## SOURCE PASSAGE
----

The simple answer is that non-feral ghouls are more peaceful and less dangerous than normals.
Since she was working for Hancock in Goodneighbour in dealing with the Triggermen, she obviously supports non-feral ghouls as a legitimate authority.
If you are going to stir things up you should at least be capable of arguing for your position. Insults aren't arguments.
First off right out of google.
"space op·er·a
/spās ˈäp(ə)rə/
nounINFORMAL•NORTH AMERICAN
a novel, movie, or television program set in outer space, typically of a simplistic and melodramatic nature."
Fallout 4 is science fiction. It has plenty of those elements but the setting is not space.
What anyone arguing it can be called Space Opera is pointing to is the malliability of the english language.
F4 is closer to a soap opera than a space one. At least soap operas are generally set on earth.
As for the ghouls, we have one highly specific and unique instance of a ghoul going ferral. So in at least one instance a nonferal ghoul became ferral.
However the claim is all ghouls become ferral, and that needs more evidence than your say so. Claims that "everyone knows" don't hold up. You need actual facts that support your position, not bluster.
So what you are saying is the majority pre-war population became ghouls.
Better luck next time.
But with the much larger population of the pre-war society, even a relatively small percentage of them surviving to change results in a lot of ghouls. If bomb exposure, in providing an intense and uncontrolled dose of radiation, is likely to produce unstable ghouls, it would explain the large number of ferals we see.
So the bombs drop, and a lot of survivors get enough radiation exposure to turn them into ghouls. But because it's usually intense, uncontrolled exposure, a lot of them are unstable and become ferals. A smaller number of ghouls that (by chance) happen to get a weaker or steadier exposure, something more like Eddie Winter's and Hancock's, end up as stable ghouls.

----

Records from a dataset:
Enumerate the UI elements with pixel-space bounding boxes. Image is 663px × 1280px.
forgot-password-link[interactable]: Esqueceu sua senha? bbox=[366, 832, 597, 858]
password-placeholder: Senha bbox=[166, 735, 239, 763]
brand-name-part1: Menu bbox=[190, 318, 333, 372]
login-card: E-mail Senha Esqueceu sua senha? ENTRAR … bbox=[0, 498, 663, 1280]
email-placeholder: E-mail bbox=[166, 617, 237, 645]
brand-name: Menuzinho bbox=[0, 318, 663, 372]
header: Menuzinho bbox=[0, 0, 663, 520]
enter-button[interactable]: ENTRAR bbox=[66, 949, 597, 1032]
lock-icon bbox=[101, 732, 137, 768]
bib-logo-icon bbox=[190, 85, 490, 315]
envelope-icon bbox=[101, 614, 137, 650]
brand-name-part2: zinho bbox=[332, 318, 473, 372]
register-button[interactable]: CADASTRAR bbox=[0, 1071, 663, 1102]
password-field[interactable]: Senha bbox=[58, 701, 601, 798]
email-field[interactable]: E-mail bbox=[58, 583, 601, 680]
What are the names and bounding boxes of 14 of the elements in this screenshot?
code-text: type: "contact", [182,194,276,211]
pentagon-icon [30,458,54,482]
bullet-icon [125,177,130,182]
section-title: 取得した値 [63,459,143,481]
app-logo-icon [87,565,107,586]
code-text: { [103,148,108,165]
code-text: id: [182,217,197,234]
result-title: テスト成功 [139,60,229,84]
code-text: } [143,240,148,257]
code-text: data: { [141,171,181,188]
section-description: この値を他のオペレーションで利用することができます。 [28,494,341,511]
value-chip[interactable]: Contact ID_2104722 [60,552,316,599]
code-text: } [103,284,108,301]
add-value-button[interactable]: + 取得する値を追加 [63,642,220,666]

----

## WHAT THE TASK REQUIRES
Copy the Fallout 4 passage word for word, in full. Draw only on the Fallout 4 passage.

## OUTPUT OF THE TASK
The simple answer is that non-feral ghouls are more peaceful and less dangerous than normals.
Since she was working for Hancock in Goodneighbour in dealing with the Triggermen, she obviously supports non-feral ghouls as a legitimate authority.
If you are going to stir things up you should at least be capable of arguing for your position. Insults aren't arguments.
First off right out of google.
"space op·er·a
/spās ˈäp(ə)rə/
nounINFORMAL•NORTH AMERICAN
a novel, movie, or television program set in outer space, typically of a simplistic and melodramatic nature."
Fallout 4 is science fiction. It has plenty of those elements but the setting is not space.
What anyone arguing it can be called Space Opera is pointing to is the malliability of the english language.
F4 is closer to a soap opera than a space one. At least soap operas are generally set on earth.
As for the ghouls, we have one highly specific and unique instance of a ghoul going ferral. So in at least one instance a nonferal ghoul became ferral.
However the claim is all ghouls become ferral, and that needs more evidence than your say so. Claims that "everyone knows" don't hold up. You need actual facts that support your position, not bluster.
So what you are saying is the majority pre-war population became ghouls.
Better luck next time.
But with the much larger population of the pre-war society, even a relatively small percentage of them surviving to change results in a lot of ghouls. If bomb exposure, in providing an intense and uncontrolled dose of radiation, is likely to produce unstable ghouls, it would explain the large number of ferals we see.
So the bombs drop, and a lot of survivors get enough radiation exposure to turn them into ghouls. But because it's usually intense, uncontrolled exposure, a lot of them are unstable and become ferals. A smaller number of ghouls that (by chance) happen to get a weaker or steadier exposure, something more like Eddie Winter's and Hancock's, end up as stable ghouls.